PROBLEM TO SOLVE = Give the number of lines in the records below that include "text", and nothing more.

------------------------------------------------------------

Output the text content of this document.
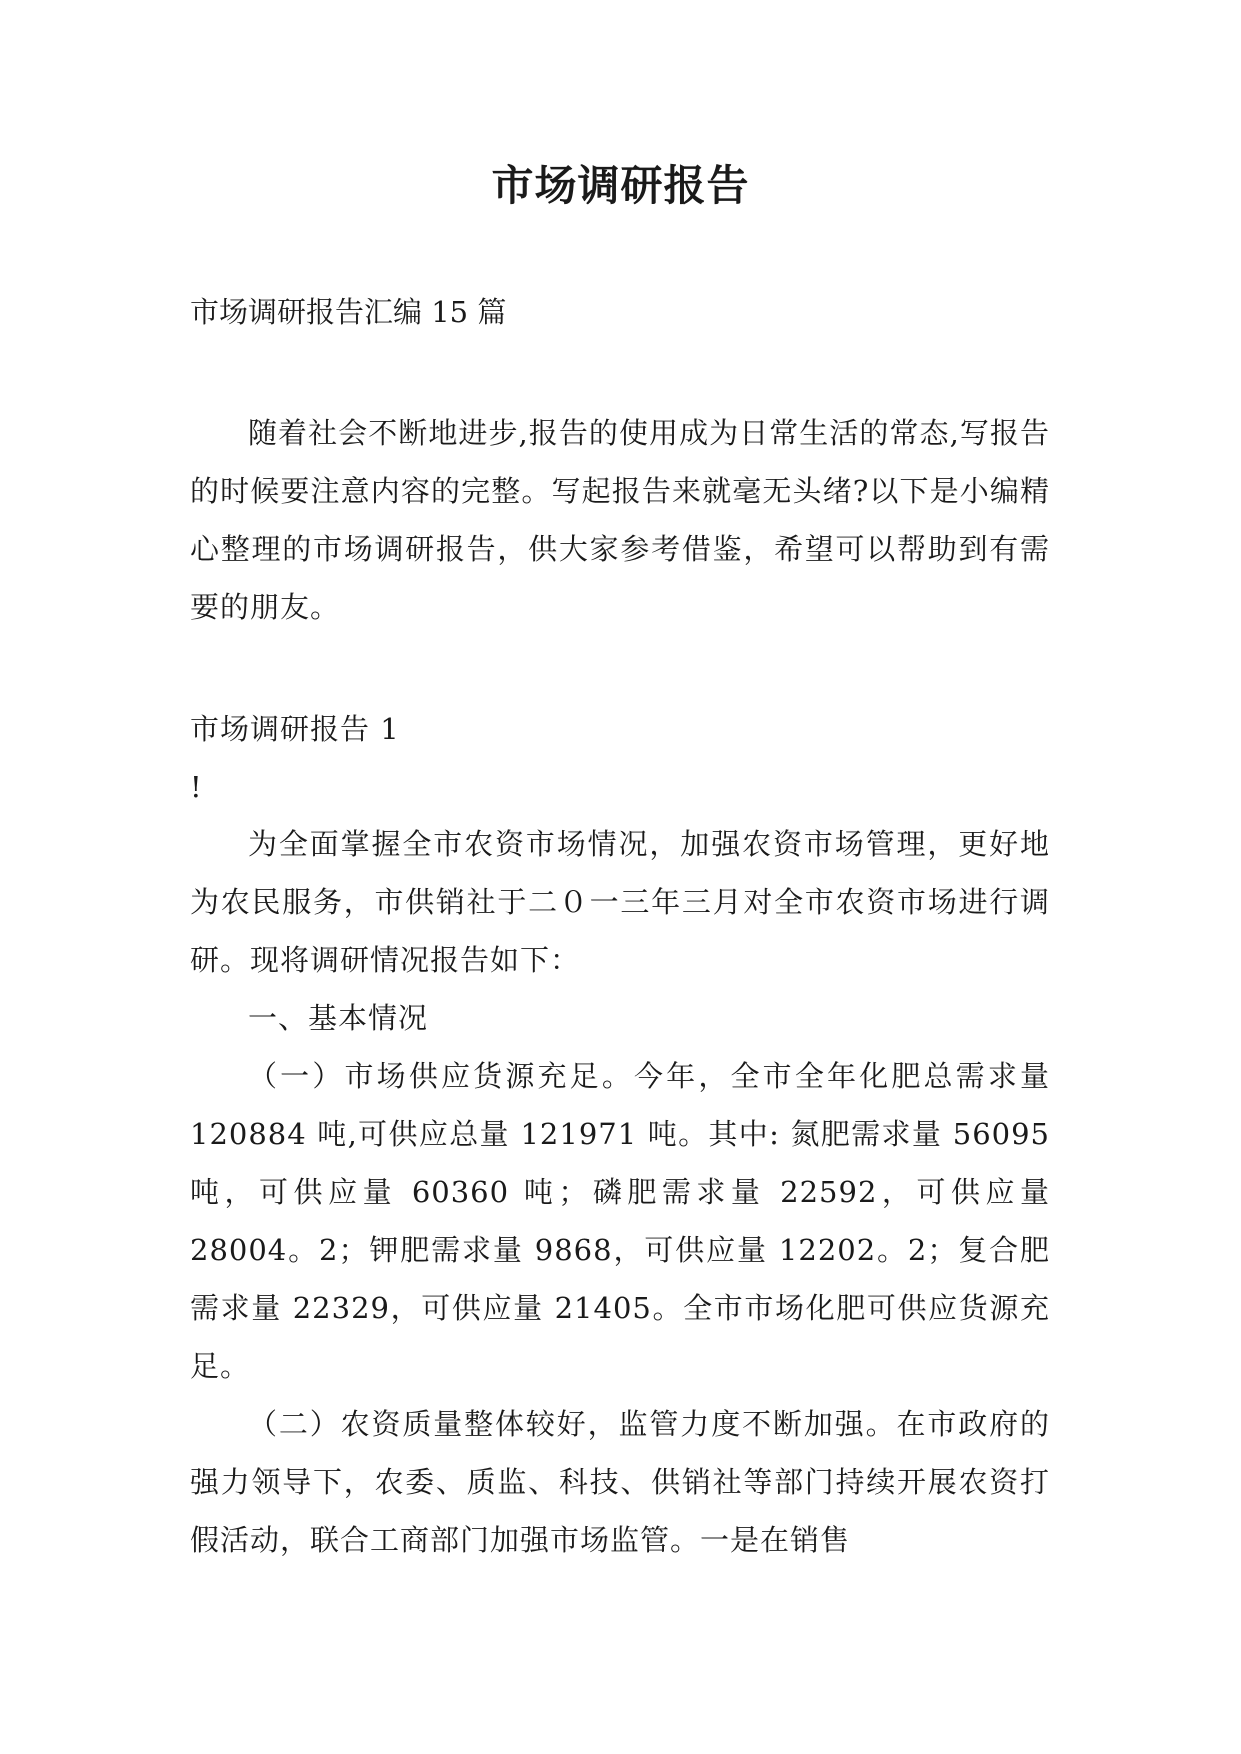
市场调研报告
市场调研报告汇编 15 篇

随着社会不断地进步,报告的使用成为日常生活的常态,写报告的时候要注意内容的完整。写起报告来就毫无头绪?以下是小编精心整理的市场调研报告，供大家参考借鉴，希望可以帮助到有需要的朋友。

市场调研报告 1

!

为全面掌握全市农资市场情况，加强农资市场管理，更好地为农民服务，市供销社于二０一三年三月对全市农资市场进行调研。现将调研情况报告如下：

一、基本情况

（一）市场供应货源充足。今年，全市全年化肥总需求量 120884 吨,可供应总量 121971 吨。其中: 氮肥需求量 56095吨，可供应量 60360 吨；磷肥需求量 22592，可供应量28004。2；钾肥需求量 9868，可供应量 12202。2；复合肥需求量 22329，可供应量 21405。全市市场化肥可供应货源充足。

（二）农资质量整体较好，监管力度不断加强。在市政府的强力领导下，农委、质监、科技、供销社等部门持续开展农资打假活动，联合工商部门加强市场监管。一是在销售
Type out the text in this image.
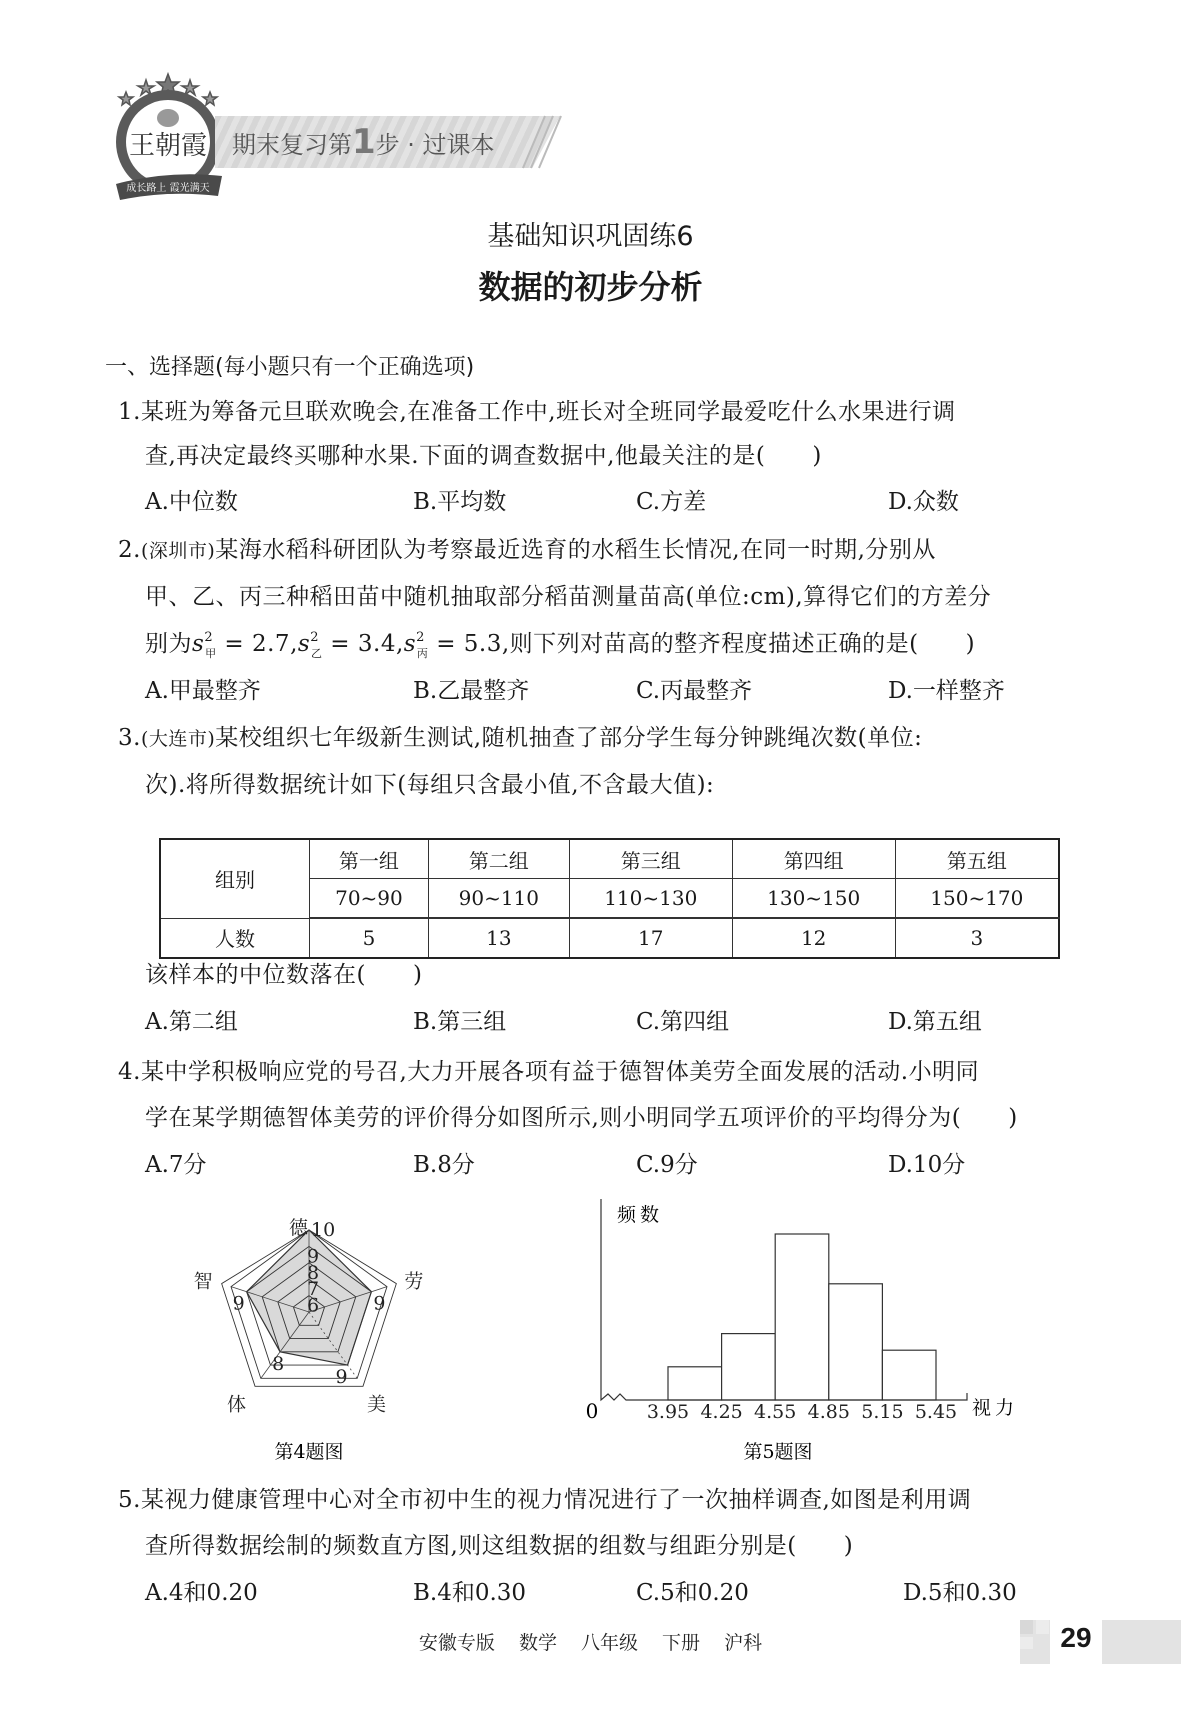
王朝霞
成长路上 霞光满天
期末复习第1步 · 过课本
基础知识巩固练6
数据的初步分析
一、选择题(每小题只有一个正确选项)
1.某班为筹备元旦联欢晚会,在准备工作中,班长对全班同学最爱吃什么水果进行调
查,再决定最终买哪种水果.下面的调查数据中,他最关注的是(　　)
A.中位数	B.平均数	C.方差	D.众数
2.(深圳市)某海水稻科研团队为考察最近选育的水稻生长情况,在同一时期,分别从
甲、乙、丙三种稻田苗中随机抽取部分稻苗测量苗高(单位:cm),算得它们的方差分
别为$s^2_甲 = 2.7,s^2_乙 = 3.4,s^2_丙 = 5.3$,则下列对苗高的整齐程度描述正确的是(　　)
A.甲最整齐	B.乙最整齐	C.丙最整齐	D.一样整齐
3.(大连市)某校组织七年级新生测试,随机抽查了部分学生每分钟跳绳次数(单位:
次).将所得数据统计如下(每组只含最小值,不含最大值):
组别	第一组	第二组	第三组	第四组	第五组
	70~90	90~110	110~130	130~150	150~170
人数	5	13	17	12	3
该样本的中位数落在(　　)
A.第二组	B.第三组	C.第四组	D.第五组
4.某中学积极响应党的号召,大力开展各项有益于德智体美劳全面发展的活动.小明同
学在某学期德智体美劳的评价得分如图所示,则小明同学五项评价的平均得分为(　　)
A.7分	B.8分	C.9分	D.10分
6
7
8
9
10
德
劳
美
体
智
9
9
8
9
第4题图
频数
视力
0	3.95 4.25 4.55 4.85 5.15 5.45
第5题图
5.某视力健康管理中心对全市初中生的视力情况进行了一次抽样调查,如图是利用调
查所得数据绘制的频数直方图,则这组数据的组数与组距分别是(　　)
A.4和0.20	B.4和0.30	C.5和0.20	D.5和0.30
安徽专版 数学 八年级 下册 沪科	29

------------------------------------------------------------

SOLUTION TO THIS PROBLEM = 2